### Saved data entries
------------------------------

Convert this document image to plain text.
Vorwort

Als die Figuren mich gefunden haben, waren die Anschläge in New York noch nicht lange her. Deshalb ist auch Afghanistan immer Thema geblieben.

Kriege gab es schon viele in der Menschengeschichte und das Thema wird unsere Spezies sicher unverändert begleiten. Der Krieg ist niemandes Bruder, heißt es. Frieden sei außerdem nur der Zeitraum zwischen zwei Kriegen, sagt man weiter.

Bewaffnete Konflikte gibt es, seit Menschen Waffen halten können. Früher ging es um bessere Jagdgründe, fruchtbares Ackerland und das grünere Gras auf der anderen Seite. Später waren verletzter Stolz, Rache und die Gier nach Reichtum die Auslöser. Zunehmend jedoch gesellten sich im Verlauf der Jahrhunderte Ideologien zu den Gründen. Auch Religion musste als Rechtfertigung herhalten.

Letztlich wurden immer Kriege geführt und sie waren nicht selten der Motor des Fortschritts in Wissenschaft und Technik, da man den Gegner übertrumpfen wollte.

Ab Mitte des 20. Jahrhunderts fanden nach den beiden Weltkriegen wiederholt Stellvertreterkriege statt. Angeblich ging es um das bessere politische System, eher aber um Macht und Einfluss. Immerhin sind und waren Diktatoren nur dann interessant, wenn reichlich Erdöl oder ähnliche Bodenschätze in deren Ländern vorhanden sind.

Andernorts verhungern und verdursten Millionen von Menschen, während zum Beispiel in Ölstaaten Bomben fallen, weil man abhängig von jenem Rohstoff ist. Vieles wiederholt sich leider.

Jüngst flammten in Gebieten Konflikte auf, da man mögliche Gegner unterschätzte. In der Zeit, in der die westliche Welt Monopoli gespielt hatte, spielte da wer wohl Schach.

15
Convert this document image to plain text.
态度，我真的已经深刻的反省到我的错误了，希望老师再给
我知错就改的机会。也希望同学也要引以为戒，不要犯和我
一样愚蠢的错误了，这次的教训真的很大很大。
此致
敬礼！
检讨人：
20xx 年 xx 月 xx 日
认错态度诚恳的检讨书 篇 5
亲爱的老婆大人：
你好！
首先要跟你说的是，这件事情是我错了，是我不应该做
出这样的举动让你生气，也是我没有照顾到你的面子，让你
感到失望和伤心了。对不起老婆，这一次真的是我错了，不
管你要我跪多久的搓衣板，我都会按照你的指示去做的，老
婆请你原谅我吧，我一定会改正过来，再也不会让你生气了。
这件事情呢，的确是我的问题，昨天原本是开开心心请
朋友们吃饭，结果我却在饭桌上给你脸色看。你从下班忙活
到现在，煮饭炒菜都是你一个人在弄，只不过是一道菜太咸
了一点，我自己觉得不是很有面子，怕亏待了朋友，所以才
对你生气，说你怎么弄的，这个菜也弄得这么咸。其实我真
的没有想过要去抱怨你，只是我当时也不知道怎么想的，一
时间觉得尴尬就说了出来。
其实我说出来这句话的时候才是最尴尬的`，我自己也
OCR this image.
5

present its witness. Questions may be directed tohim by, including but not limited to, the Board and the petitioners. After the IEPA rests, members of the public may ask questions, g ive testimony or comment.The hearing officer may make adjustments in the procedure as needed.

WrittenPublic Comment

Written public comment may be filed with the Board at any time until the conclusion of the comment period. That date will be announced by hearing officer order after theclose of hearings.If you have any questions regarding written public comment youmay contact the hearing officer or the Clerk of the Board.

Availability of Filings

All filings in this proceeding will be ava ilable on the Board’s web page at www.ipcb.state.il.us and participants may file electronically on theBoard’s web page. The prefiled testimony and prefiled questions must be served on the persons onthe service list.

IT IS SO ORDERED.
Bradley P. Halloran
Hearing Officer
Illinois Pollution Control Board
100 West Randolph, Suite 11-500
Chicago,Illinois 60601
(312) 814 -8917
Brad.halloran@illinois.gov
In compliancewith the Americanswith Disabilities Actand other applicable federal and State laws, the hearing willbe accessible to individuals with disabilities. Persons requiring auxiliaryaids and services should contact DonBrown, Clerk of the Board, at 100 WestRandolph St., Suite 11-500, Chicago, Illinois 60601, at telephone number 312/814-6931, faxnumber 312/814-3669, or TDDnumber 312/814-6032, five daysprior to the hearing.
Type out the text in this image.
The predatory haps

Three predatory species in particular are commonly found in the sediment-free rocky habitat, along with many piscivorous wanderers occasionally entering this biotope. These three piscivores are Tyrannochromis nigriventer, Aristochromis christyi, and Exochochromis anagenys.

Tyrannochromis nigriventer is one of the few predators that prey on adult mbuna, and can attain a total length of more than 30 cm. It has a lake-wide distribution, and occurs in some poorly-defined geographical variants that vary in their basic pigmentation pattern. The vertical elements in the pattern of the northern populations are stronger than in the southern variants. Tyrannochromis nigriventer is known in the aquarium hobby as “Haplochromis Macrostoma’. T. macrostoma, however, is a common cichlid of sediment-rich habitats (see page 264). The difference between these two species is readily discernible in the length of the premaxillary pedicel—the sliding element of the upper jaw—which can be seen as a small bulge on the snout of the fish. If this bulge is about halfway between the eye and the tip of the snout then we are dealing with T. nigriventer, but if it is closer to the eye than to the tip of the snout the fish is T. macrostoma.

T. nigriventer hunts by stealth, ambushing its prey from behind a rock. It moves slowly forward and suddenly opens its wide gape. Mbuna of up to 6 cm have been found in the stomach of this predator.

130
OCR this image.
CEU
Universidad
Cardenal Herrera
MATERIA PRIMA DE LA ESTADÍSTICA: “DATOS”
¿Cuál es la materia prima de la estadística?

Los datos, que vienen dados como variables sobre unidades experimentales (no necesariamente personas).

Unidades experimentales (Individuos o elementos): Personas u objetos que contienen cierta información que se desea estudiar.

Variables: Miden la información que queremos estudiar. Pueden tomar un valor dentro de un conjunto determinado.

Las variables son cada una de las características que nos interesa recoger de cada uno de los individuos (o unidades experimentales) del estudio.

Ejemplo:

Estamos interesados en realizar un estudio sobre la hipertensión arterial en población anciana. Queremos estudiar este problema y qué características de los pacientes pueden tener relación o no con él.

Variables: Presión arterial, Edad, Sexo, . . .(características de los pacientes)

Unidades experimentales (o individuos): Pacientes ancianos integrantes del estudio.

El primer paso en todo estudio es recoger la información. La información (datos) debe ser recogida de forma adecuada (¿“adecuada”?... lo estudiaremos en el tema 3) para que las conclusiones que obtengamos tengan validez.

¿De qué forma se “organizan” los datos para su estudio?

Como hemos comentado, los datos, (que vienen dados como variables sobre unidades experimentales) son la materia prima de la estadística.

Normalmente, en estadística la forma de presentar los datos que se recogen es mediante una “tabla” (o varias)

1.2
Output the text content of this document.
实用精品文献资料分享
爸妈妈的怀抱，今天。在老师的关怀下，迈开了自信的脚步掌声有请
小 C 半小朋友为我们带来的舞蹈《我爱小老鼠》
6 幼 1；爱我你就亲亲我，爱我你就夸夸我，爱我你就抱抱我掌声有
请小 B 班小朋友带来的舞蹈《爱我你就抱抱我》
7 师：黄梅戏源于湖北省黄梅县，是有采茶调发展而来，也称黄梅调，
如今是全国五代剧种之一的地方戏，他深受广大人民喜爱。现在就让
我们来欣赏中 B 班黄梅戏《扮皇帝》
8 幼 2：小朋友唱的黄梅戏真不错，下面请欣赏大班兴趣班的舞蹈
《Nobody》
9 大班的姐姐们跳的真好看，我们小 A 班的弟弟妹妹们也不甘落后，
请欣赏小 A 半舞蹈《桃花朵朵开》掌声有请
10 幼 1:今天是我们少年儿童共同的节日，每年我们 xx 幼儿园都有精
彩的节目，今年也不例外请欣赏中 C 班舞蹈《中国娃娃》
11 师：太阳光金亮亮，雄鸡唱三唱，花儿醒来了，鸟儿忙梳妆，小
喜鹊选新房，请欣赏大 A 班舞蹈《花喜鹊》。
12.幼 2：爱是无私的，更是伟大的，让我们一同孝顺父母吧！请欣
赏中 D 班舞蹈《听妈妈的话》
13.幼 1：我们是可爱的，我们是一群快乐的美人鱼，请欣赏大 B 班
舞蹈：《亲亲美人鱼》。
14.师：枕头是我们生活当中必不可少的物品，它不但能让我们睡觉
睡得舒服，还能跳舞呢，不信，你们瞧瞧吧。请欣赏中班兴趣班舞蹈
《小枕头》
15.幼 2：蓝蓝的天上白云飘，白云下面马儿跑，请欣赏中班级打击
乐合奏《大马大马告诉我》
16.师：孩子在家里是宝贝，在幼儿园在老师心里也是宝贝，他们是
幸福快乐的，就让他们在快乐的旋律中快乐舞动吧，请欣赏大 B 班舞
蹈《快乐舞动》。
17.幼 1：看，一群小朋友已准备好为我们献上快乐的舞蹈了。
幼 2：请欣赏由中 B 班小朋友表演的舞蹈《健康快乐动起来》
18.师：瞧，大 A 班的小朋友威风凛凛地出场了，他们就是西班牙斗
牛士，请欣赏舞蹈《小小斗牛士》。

------------------------------

### Work to do
Copy each line above that contains the string "como".

### Completed task
Los datos, que vienen dados como variables sobre unidades experimentales (no necesariamente personas).
Como hemos comentado, los datos, (que vienen dados como variables sobre unidades experimentales) son la materia prima de la estadística.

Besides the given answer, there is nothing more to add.